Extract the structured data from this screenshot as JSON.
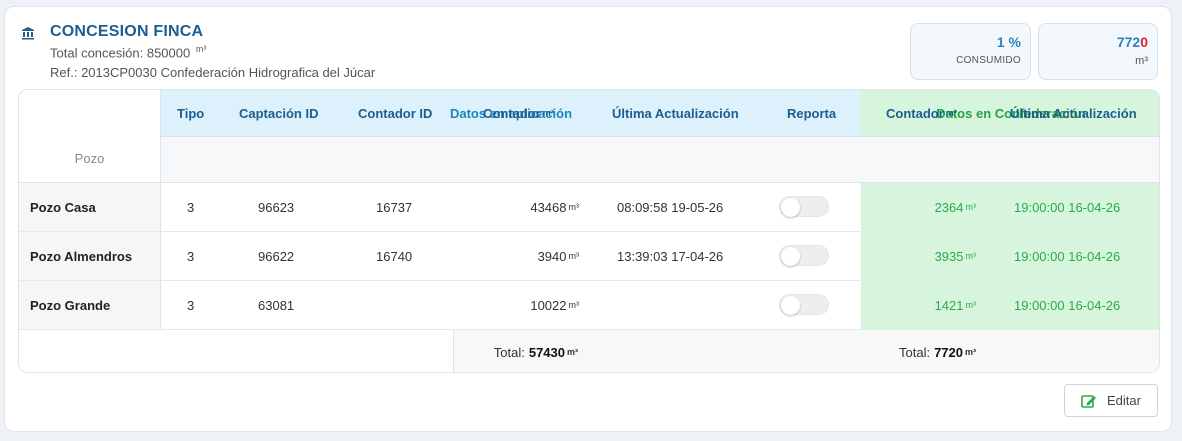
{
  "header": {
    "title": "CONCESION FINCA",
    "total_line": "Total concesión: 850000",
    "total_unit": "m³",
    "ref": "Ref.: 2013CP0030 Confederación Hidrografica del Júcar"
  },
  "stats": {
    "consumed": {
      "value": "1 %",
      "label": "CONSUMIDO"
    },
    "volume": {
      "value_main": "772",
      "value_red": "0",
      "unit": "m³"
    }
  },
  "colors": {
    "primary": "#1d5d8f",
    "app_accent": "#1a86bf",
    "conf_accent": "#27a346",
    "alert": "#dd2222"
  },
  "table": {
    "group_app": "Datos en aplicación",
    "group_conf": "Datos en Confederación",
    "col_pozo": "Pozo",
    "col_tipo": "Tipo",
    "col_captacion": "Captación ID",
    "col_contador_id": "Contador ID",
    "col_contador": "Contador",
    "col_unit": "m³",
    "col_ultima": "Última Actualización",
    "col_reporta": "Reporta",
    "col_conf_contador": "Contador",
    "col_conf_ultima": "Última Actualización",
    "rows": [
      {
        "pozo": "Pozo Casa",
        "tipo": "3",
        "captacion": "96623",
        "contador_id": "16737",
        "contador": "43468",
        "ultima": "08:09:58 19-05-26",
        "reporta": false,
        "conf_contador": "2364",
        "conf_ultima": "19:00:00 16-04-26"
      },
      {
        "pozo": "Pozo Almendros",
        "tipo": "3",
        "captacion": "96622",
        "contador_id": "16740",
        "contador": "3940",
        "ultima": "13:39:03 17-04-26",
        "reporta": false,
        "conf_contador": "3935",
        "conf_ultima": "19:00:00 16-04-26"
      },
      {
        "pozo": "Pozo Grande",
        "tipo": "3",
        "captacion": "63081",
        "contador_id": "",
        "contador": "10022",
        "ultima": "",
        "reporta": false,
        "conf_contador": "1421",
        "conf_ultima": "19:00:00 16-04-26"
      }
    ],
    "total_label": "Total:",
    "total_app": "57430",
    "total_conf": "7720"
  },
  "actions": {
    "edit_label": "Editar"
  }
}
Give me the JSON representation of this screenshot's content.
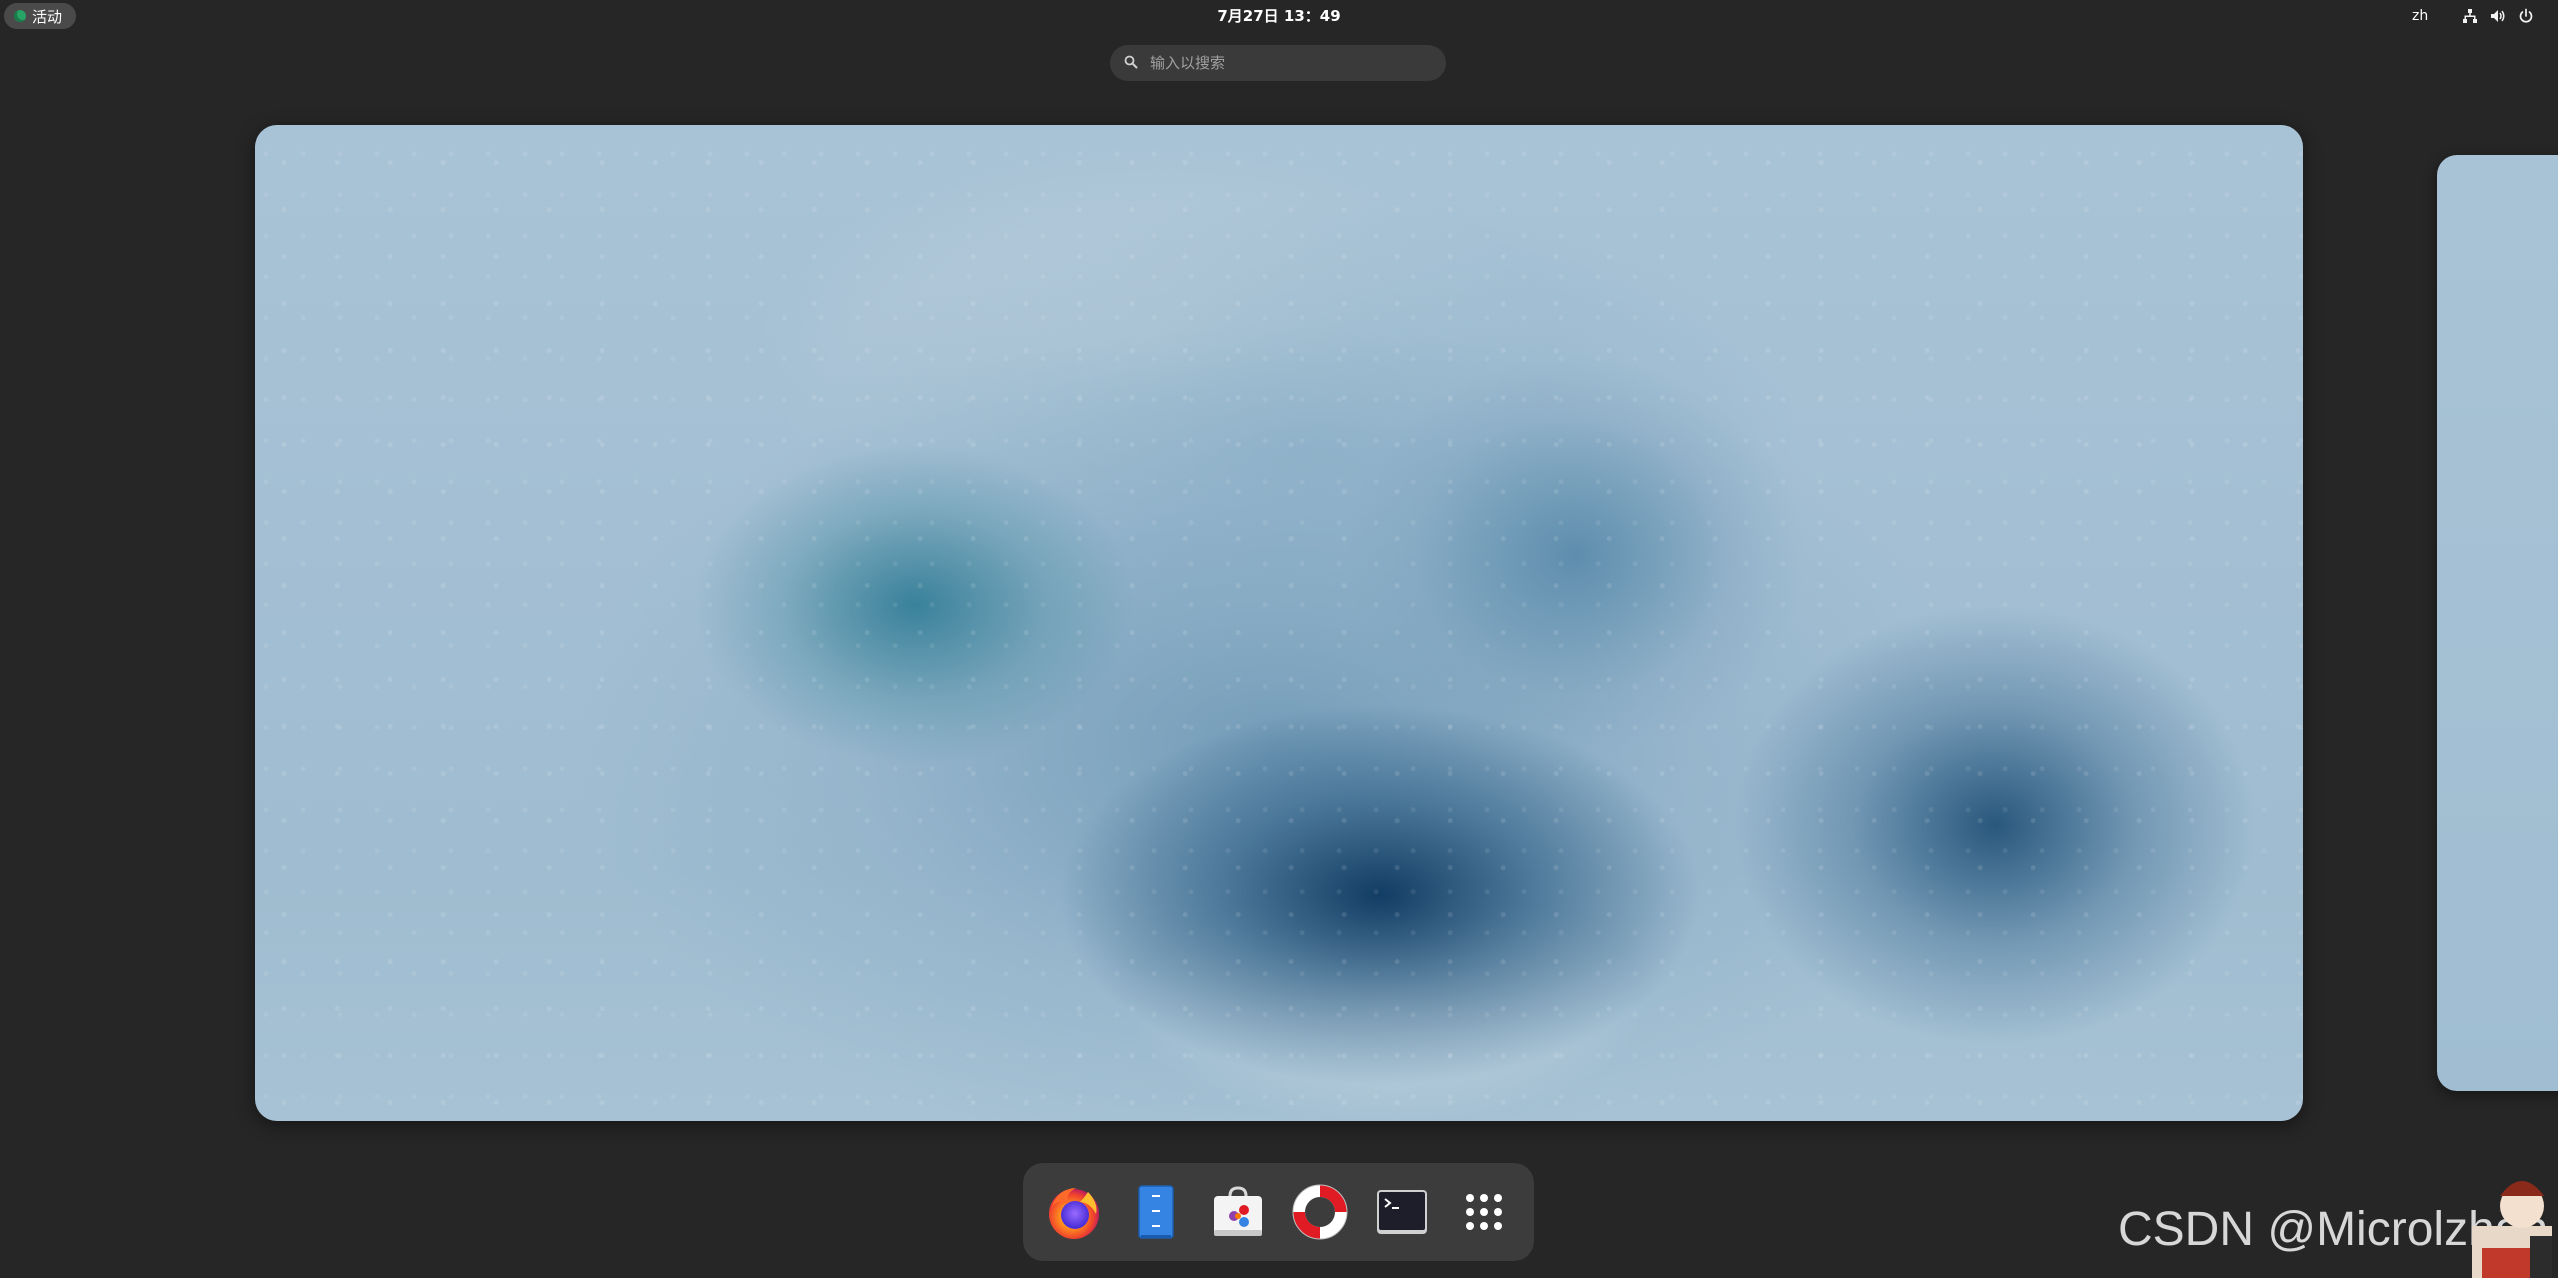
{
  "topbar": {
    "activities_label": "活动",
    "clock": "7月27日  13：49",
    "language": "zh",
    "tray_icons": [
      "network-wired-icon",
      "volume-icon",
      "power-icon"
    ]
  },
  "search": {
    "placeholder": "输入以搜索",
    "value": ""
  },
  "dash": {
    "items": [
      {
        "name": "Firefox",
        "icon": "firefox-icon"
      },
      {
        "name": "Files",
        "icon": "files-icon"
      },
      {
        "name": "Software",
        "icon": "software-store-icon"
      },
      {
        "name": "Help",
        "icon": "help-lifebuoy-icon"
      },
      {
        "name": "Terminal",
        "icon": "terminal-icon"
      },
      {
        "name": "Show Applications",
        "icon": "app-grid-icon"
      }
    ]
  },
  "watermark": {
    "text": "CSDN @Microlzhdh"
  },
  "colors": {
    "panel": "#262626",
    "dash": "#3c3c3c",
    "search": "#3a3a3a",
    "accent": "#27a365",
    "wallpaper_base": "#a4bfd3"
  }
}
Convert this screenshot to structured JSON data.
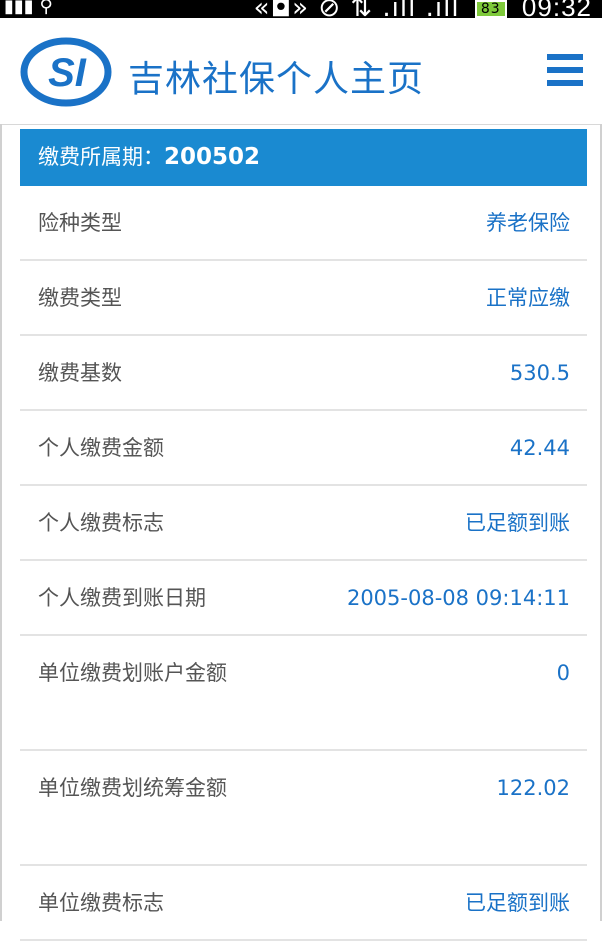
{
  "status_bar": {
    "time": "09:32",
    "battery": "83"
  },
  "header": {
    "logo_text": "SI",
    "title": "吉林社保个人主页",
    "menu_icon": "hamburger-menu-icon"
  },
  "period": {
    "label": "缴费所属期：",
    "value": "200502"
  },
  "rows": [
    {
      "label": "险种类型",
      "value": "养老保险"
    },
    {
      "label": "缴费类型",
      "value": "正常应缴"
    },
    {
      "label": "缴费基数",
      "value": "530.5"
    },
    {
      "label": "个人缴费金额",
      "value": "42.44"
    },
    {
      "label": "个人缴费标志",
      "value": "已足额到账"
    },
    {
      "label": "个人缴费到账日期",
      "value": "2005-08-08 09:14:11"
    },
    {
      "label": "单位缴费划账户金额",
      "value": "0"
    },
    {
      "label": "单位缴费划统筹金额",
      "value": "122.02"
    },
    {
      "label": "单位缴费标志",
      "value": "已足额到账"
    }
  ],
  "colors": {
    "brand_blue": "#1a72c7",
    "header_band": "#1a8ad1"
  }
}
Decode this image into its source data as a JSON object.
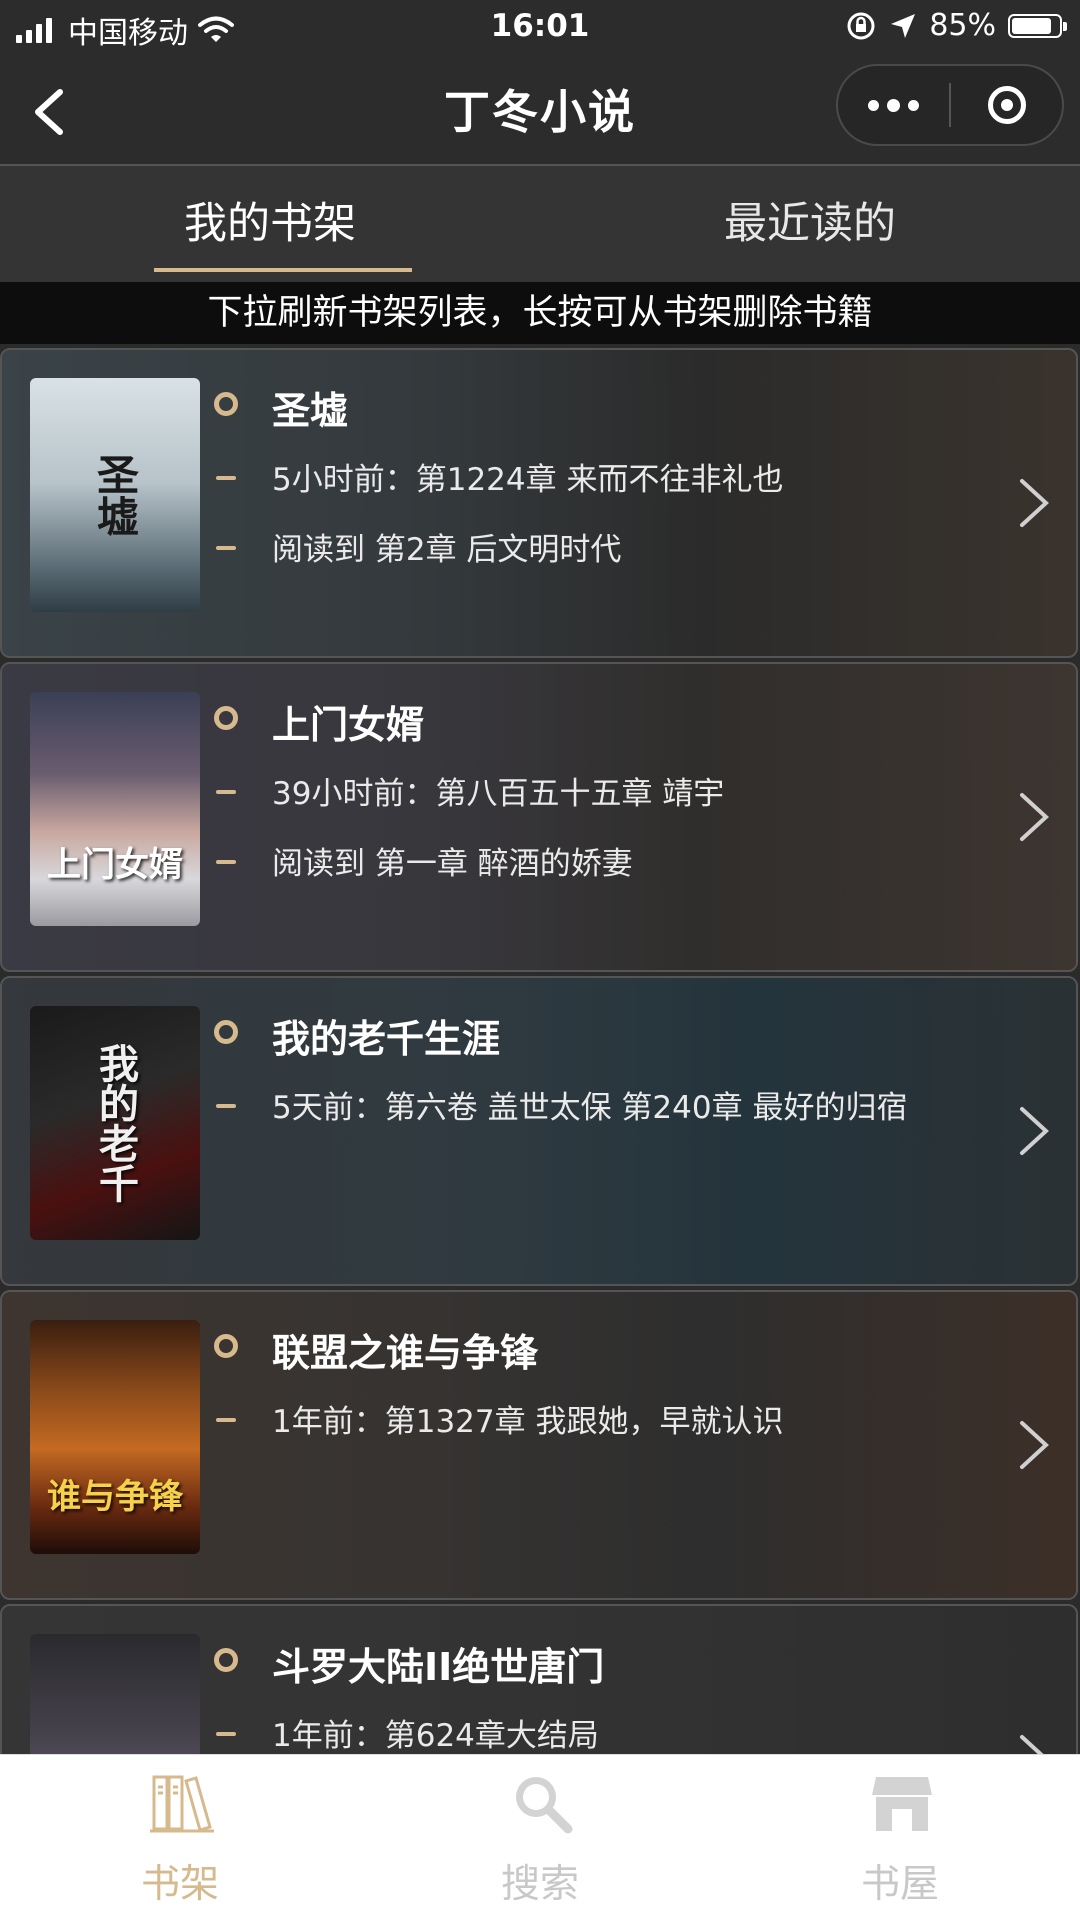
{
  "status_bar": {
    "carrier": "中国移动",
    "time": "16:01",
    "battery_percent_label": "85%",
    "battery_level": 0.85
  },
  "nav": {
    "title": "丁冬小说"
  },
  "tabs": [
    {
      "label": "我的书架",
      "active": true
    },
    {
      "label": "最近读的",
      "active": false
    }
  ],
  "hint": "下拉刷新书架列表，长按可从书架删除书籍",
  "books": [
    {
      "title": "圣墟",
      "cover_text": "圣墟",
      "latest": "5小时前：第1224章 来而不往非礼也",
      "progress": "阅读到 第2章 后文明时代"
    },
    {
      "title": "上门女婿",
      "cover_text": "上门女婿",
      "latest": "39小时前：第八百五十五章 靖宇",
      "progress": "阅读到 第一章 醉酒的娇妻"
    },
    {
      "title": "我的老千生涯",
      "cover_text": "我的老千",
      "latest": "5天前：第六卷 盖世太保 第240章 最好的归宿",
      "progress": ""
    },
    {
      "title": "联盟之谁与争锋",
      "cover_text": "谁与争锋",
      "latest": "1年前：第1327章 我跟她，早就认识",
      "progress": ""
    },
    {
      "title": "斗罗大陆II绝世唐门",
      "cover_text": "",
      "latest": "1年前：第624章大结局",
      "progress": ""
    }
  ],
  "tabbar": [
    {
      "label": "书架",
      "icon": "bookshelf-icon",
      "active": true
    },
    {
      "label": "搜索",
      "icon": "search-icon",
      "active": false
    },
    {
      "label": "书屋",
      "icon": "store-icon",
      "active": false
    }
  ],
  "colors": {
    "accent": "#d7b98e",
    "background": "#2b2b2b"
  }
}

-------

Give only the number of lines above that hold the string "screenshot".

**REPLY TO THE TASK**
3